Rows from a dataset:
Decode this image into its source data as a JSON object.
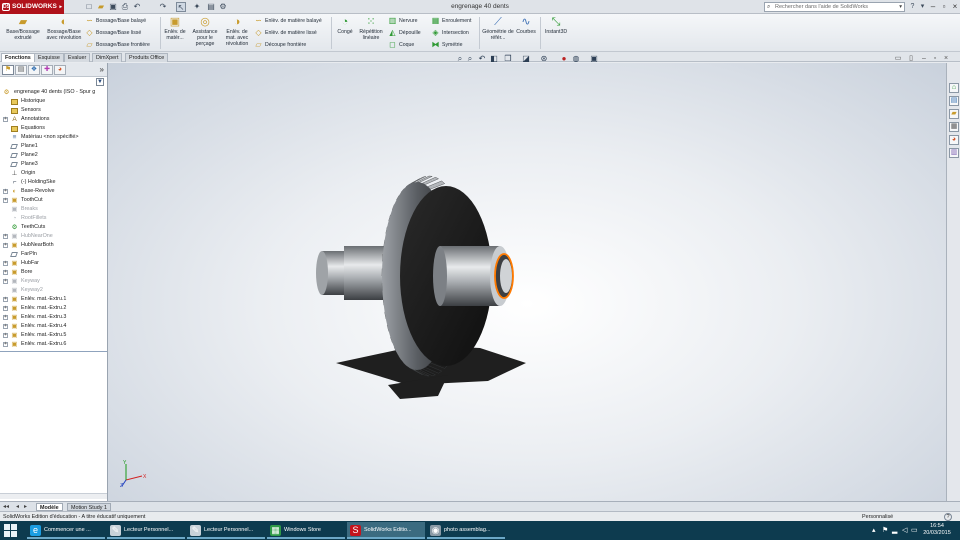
{
  "app": {
    "brand": "SOLIDWORKS",
    "window_title": "engrenage 40 dents"
  },
  "help_search": {
    "placeholder": "Rechercher dans l'aide de SolidWorks"
  },
  "ribbon": {
    "base_extrude": "Base/Bossage extrudé",
    "boss_revolve": "Bossage/Base avec révolution",
    "swept_boss": "Bossage/Base balayé",
    "lofted_boss": "Bossage/Base lissé",
    "boundary_boss": "Bossage/Base frontière",
    "extruded_cut": "Enlèv. de matér...",
    "hole_wizard": "Assistance pour le perçage",
    "revolved_cut": "Enlèv. de mat. avec révolution",
    "swept_cut": "Enlèv. de matière balayé",
    "lofted_cut": "Enlèv. de matière lissé",
    "boundary_cut": "Découpe frontière",
    "fillet": "Congé",
    "linear_pattern": "Répétition linéaire",
    "rib": "Nervure",
    "draft": "Dépouille",
    "shell": "Coque",
    "wrap": "Enroulement",
    "intersect": "Intersection",
    "mirror": "Symétrie",
    "ref_geometry": "Géométrie de référ...",
    "curves": "Courbes",
    "instant3d": "Instant3D"
  },
  "tabs": [
    {
      "label": "Fonctions",
      "active": true
    },
    {
      "label": "Esquisse",
      "active": false
    },
    {
      "label": "Evaluer",
      "active": false
    },
    {
      "label": "DimXpert",
      "active": false
    },
    {
      "label": "Produits Office",
      "active": false
    }
  ],
  "tree": {
    "root": "engrenage 40 dents  (ISO - Spur g",
    "items": [
      {
        "label": "Historique",
        "icon": "folder-icon",
        "expandable": false,
        "suppressed": false
      },
      {
        "label": "Sensors",
        "icon": "folder-icon",
        "expandable": false,
        "suppressed": false
      },
      {
        "label": "Annotations",
        "icon": "annotation-icon",
        "expandable": true,
        "suppressed": false
      },
      {
        "label": "Equations",
        "icon": "folder-icon",
        "expandable": false,
        "suppressed": false
      },
      {
        "label": "Matériau <non spécifié>",
        "icon": "material-icon",
        "expandable": false,
        "suppressed": false
      },
      {
        "label": "Plane1",
        "icon": "plane-icon",
        "expandable": false,
        "suppressed": false
      },
      {
        "label": "Plane2",
        "icon": "plane-icon",
        "expandable": false,
        "suppressed": false
      },
      {
        "label": "Plane3",
        "icon": "plane-icon",
        "expandable": false,
        "suppressed": false
      },
      {
        "label": "Origin",
        "icon": "origin-icon",
        "expandable": false,
        "suppressed": false
      },
      {
        "label": "(-) HoldingSke",
        "icon": "sketch-icon",
        "expandable": false,
        "suppressed": false
      },
      {
        "label": "Base-Revolve",
        "icon": "revolve-icon",
        "expandable": true,
        "suppressed": false
      },
      {
        "label": "ToothCut",
        "icon": "cut-icon",
        "expandable": true,
        "suppressed": false
      },
      {
        "label": "Breaks",
        "icon": "cut-icon",
        "expandable": false,
        "suppressed": true
      },
      {
        "label": "RootFillets",
        "icon": "fillet-icon",
        "expandable": false,
        "suppressed": true
      },
      {
        "label": "TeethCuts",
        "icon": "pattern-icon",
        "expandable": false,
        "suppressed": false
      },
      {
        "label": "HubNearOne",
        "icon": "boss-icon",
        "expandable": true,
        "suppressed": true
      },
      {
        "label": "HubNearBoth",
        "icon": "boss-icon",
        "expandable": true,
        "suppressed": false
      },
      {
        "label": "FarPln",
        "icon": "plane-icon",
        "expandable": false,
        "suppressed": false
      },
      {
        "label": "HubFar",
        "icon": "boss-icon",
        "expandable": true,
        "suppressed": false
      },
      {
        "label": "Bore",
        "icon": "cut-icon",
        "expandable": true,
        "suppressed": false
      },
      {
        "label": "Keyway",
        "icon": "cut-icon",
        "expandable": true,
        "suppressed": true
      },
      {
        "label": "Keyway2",
        "icon": "cut-icon",
        "expandable": false,
        "suppressed": true
      },
      {
        "label": "Enlév. mat.-Extru.1",
        "icon": "cut-icon",
        "expandable": true,
        "suppressed": false
      },
      {
        "label": "Enlév. mat.-Extru.2",
        "icon": "cut-icon",
        "expandable": true,
        "suppressed": false
      },
      {
        "label": "Enlév. mat.-Extru.3",
        "icon": "cut-icon",
        "expandable": true,
        "suppressed": false
      },
      {
        "label": "Enlév. mat.-Extru.4",
        "icon": "cut-icon",
        "expandable": true,
        "suppressed": false
      },
      {
        "label": "Enlév. mat.-Extru.5",
        "icon": "cut-icon",
        "expandable": true,
        "suppressed": false
      },
      {
        "label": "Enlév. mat.-Extru.6",
        "icon": "cut-icon",
        "expandable": true,
        "suppressed": false
      }
    ]
  },
  "bottom_tabs": [
    {
      "label": "Modèle",
      "active": true
    },
    {
      "label": "Motion Study 1",
      "active": false
    }
  ],
  "status": {
    "left": "SolidWorks Edition d'éducation - A titre éducatif uniquement",
    "units": "Personnalisé"
  },
  "taskbar": {
    "items": [
      {
        "label": "Commencer une ...",
        "icon": "ie-icon",
        "color": "#1b9de2",
        "active": false
      },
      {
        "label": "Lecteur Personnel...",
        "icon": "viewer-icon",
        "color": "#c9d3da",
        "active": false
      },
      {
        "label": "Lecteur Personnel...",
        "icon": "viewer-icon",
        "color": "#c9d3da",
        "active": false
      },
      {
        "label": "Windows Store",
        "icon": "store-icon",
        "color": "#2f9b47",
        "active": false
      },
      {
        "label": "SolidWorks Editio...",
        "icon": "solidworks-icon",
        "color": "#c4141c",
        "active": true
      },
      {
        "label": "photo assemblag...",
        "icon": "photo-icon",
        "color": "#8a9aa6",
        "active": false
      }
    ],
    "time": "16:54",
    "date": "20/03/2015"
  },
  "colors": {
    "accent": "#b0121b",
    "bore_edge": "#ff7a00",
    "gear_dark": "#1a1a1a",
    "tree_line": "#8fa3bd"
  }
}
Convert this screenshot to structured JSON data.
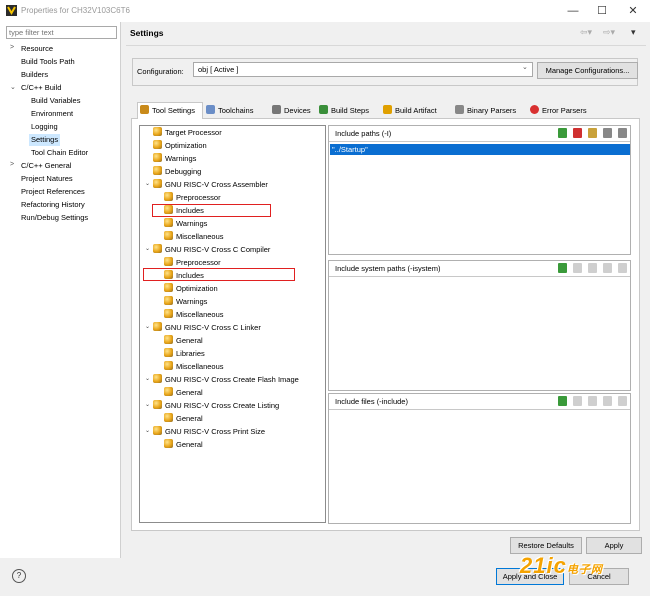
{
  "window": {
    "title": "Properties for CH32V103C6T6",
    "controls": [
      "—",
      "☐",
      "✕"
    ]
  },
  "filter": {
    "placeholder": "type filter text"
  },
  "nav": [
    {
      "label": "Resource",
      "arrow": ">"
    },
    {
      "label": "Build Tools Path"
    },
    {
      "label": "Builders"
    },
    {
      "label": "C/C++ Build",
      "arrow": "⌄"
    },
    {
      "label": "Build Variables"
    },
    {
      "label": "Environment"
    },
    {
      "label": "Logging"
    },
    {
      "label": "Settings",
      "selected": true
    },
    {
      "label": "Tool Chain Editor"
    },
    {
      "label": "C/C++ General",
      "arrow": ">"
    },
    {
      "label": "Project Natures"
    },
    {
      "label": "Project References"
    },
    {
      "label": "Refactoring History"
    },
    {
      "label": "Run/Debug Settings"
    }
  ],
  "page": {
    "title": "Settings"
  },
  "config": {
    "label": "Configuration:",
    "value": "obj  [ Active ]",
    "manage_label": "Manage Configurations..."
  },
  "tabs": [
    {
      "label": "Tool Settings",
      "icon": "tool-settings-icon"
    },
    {
      "label": "Toolchains",
      "icon": "toolchains-icon"
    },
    {
      "label": "Devices",
      "icon": "devices-icon"
    },
    {
      "label": "Build Steps",
      "icon": "build-steps-icon"
    },
    {
      "label": "Build Artifact",
      "icon": "build-artifact-icon"
    },
    {
      "label": "Binary Parsers",
      "icon": "binary-parsers-icon"
    },
    {
      "label": "Error Parsers",
      "icon": "error-parsers-icon"
    }
  ],
  "tree": [
    {
      "label": "Target Processor"
    },
    {
      "label": "Optimization"
    },
    {
      "label": "Warnings"
    },
    {
      "label": "Debugging"
    },
    {
      "label": "GNU RISC-V Cross Assembler"
    },
    {
      "label": "Preprocessor"
    },
    {
      "label": "Includes"
    },
    {
      "label": "Warnings"
    },
    {
      "label": "Miscellaneous"
    },
    {
      "label": "GNU RISC-V Cross C Compiler"
    },
    {
      "label": "Preprocessor"
    },
    {
      "label": "Includes"
    },
    {
      "label": "Optimization"
    },
    {
      "label": "Warnings"
    },
    {
      "label": "Miscellaneous"
    },
    {
      "label": "GNU RISC-V Cross C Linker"
    },
    {
      "label": "General"
    },
    {
      "label": "Libraries"
    },
    {
      "label": "Miscellaneous"
    },
    {
      "label": "GNU RISC-V Cross Create Flash Image"
    },
    {
      "label": "General"
    },
    {
      "label": "GNU RISC-V Cross Create Listing"
    },
    {
      "label": "General"
    },
    {
      "label": "GNU RISC-V Cross Print Size"
    },
    {
      "label": "General"
    }
  ],
  "panels": {
    "include_paths": {
      "title": "Include paths (-I)",
      "items": [
        "\"../Startup\""
      ]
    },
    "system_paths": {
      "title": "Include system paths (-isystem)"
    },
    "include_files": {
      "title": "Include files (-include)"
    }
  },
  "buttons": {
    "restore": "Restore Defaults",
    "apply": "Apply",
    "apply_close": "Apply and Close",
    "cancel": "Cancel",
    "help": "?"
  },
  "watermark": {
    "text": "21ic",
    "suffix": "电子网"
  }
}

### Exercise task
State how many lines of the listing above include the word "this". Give nothing but the number.

### Task solution
2